» THE PROBLEM
Check every line for the word "administer" and give the number of lines where it occurs, nothing else.

» ENTRIES
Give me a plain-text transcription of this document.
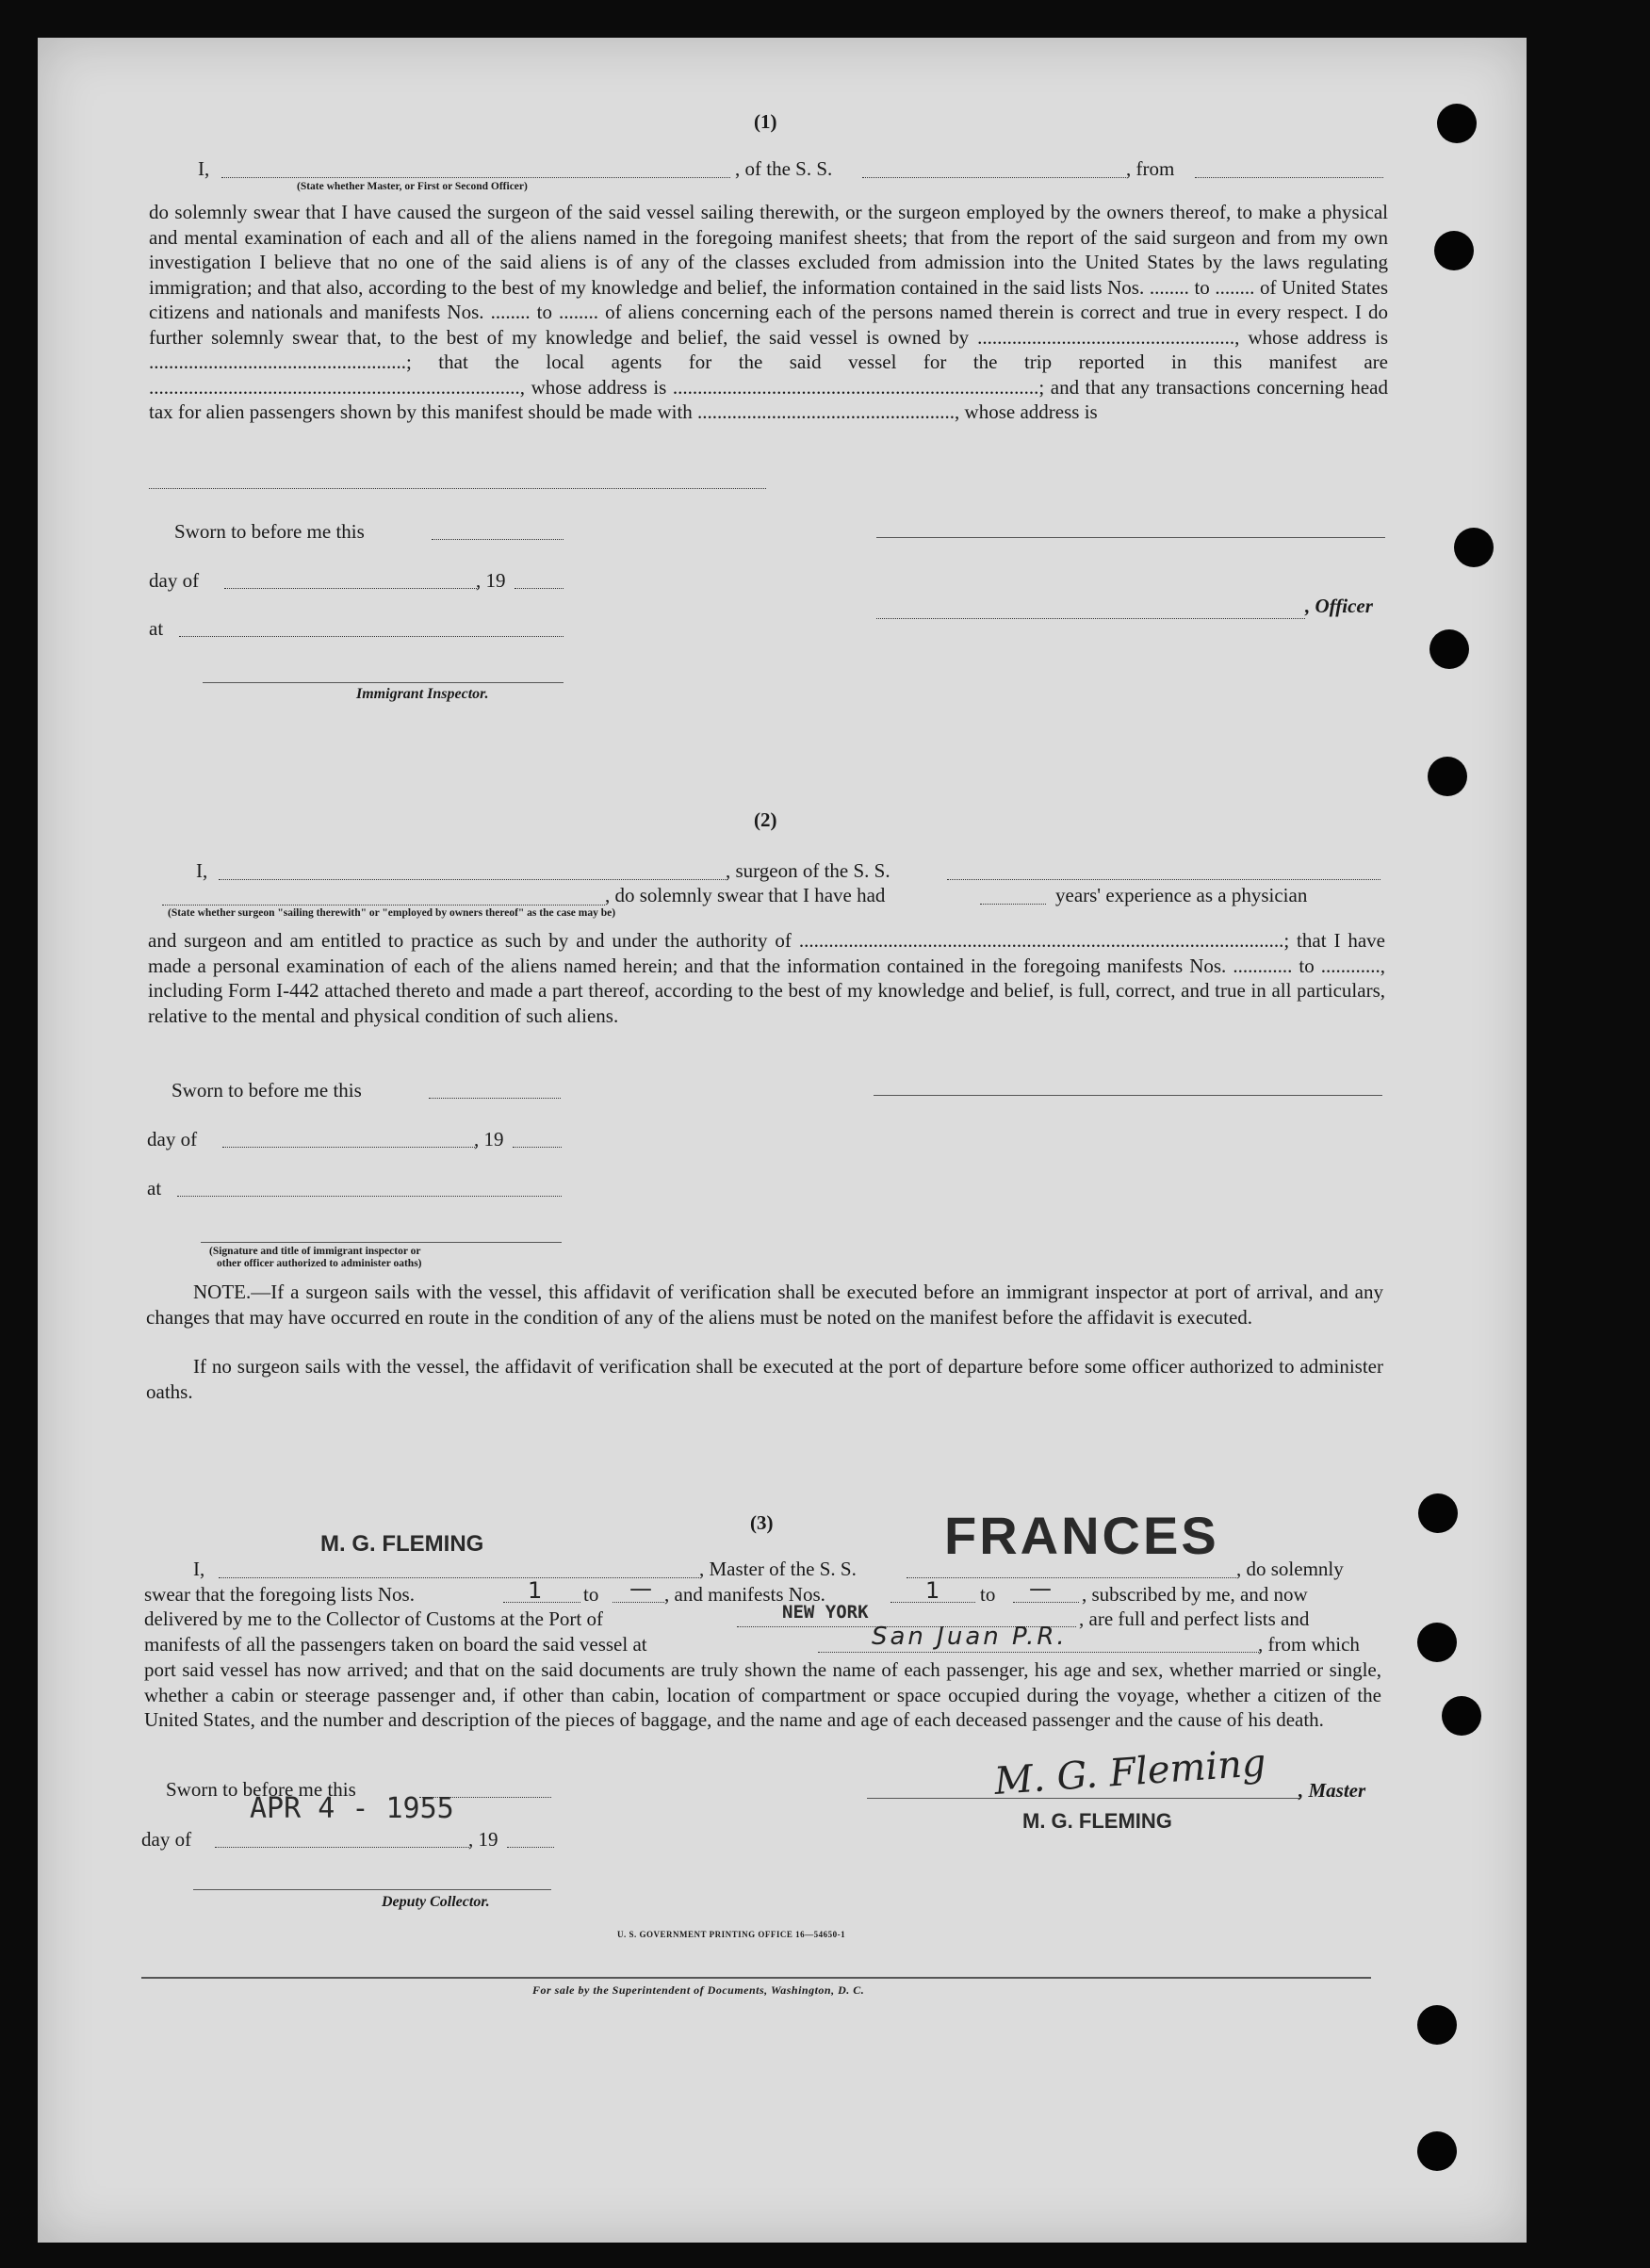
(1)
I,	, of the S. S.	, from
(State whether Master, or First or Second Officer)
do solemnly swear that I have caused the surgeon of the said vessel sailing therewith, or the surgeon employed by the owners thereof, to make a physical and mental examination of each and all of the aliens named in the foregoing manifest sheets; that from the report of the said surgeon and from my own investigation I believe that no one of the said aliens is of any of the classes excluded from admission into the United States by the laws regulating immigration; and that also, according to the best of my knowledge and belief, the information contained in the said lists Nos. ........ to ........ of United States citizens and nationals and manifests Nos. ........ to ........ of aliens concerning each of the persons named therein is correct and true in every respect. I do further solemnly swear that, to the best of my knowledge and belief, the said vessel is owned by ...................................................., whose address is ....................................................; that the local agents for the said vessel for the trip reported in this manifest are ..........................................................................., whose address is ..........................................................................; and that any transactions concerning head tax for alien passengers shown by this manifest should be made with ...................................................., whose address is
Sworn to before me this
day of	, 19
, Officer
at
Immigrant Inspector.
(2)
I,	, surgeon of the S. S.
, do solemnly swear that I have had	years' experience as a physician
(State whether surgeon "sailing therewith" or "employed by owners thereof" as the case may be)
and surgeon and am entitled to practice as such by and under the authority of ..................................................................................................; that I have made a personal examination of each of the aliens named herein; and that the information contained in the foregoing manifests Nos. ............ to ............, including Form I-442 attached thereto and made a part thereof, according to the best of my knowledge and belief, is full, correct, and true in all particulars, relative to the mental and physical condition of such aliens.
Sworn to before me this
day of	, 19
at
(Signature and title of immigrant inspector or
other officer authorized to administer oaths)
NOTE.—If a surgeon sails with the vessel, this affidavit of verification shall be executed before an immigrant inspector at port of arrival, and any changes that may have occurred en route in the condition of any of the aliens must be noted on the manifest before the affidavit is executed.
If no surgeon sails with the vessel, the affidavit of verification shall be executed at the port of departure before some officer authorized to administer oaths.
(3)
M. G. FLEMING	FRANCES
I,	, Master of the S. S.	, do solemnly
swear that the foregoing lists Nos.	1 to — , and manifests Nos.	1 to — , subscribed by me, and now
delivered by me to the Collector of Customs at the Port of	NEW YORK	, are full and perfect lists and
manifests of all the passengers taken on board the said vessel at	San Juan P.R.	, from which
port said vessel has now arrived; and that on the said documents are truly shown the name of each passenger, his age and sex, whether married or single, whether a cabin or steerage passenger and, if other than cabin, location of compartment or space occupied during the voyage, whether a citizen of the United States, and the number and description of the pieces of baggage, and the name and age of each deceased passenger and the cause of his death.
Sworn to before me this
APR 4 - 1955
day of	, 19
M. G. Fleming , Master
M. G. FLEMING
Deputy Collector.
U. S. GOVERNMENT PRINTING OFFICE 16—54650-1
For sale by the Superintendent of Documents, Washington, D. C.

» RIGHT ANSWER
2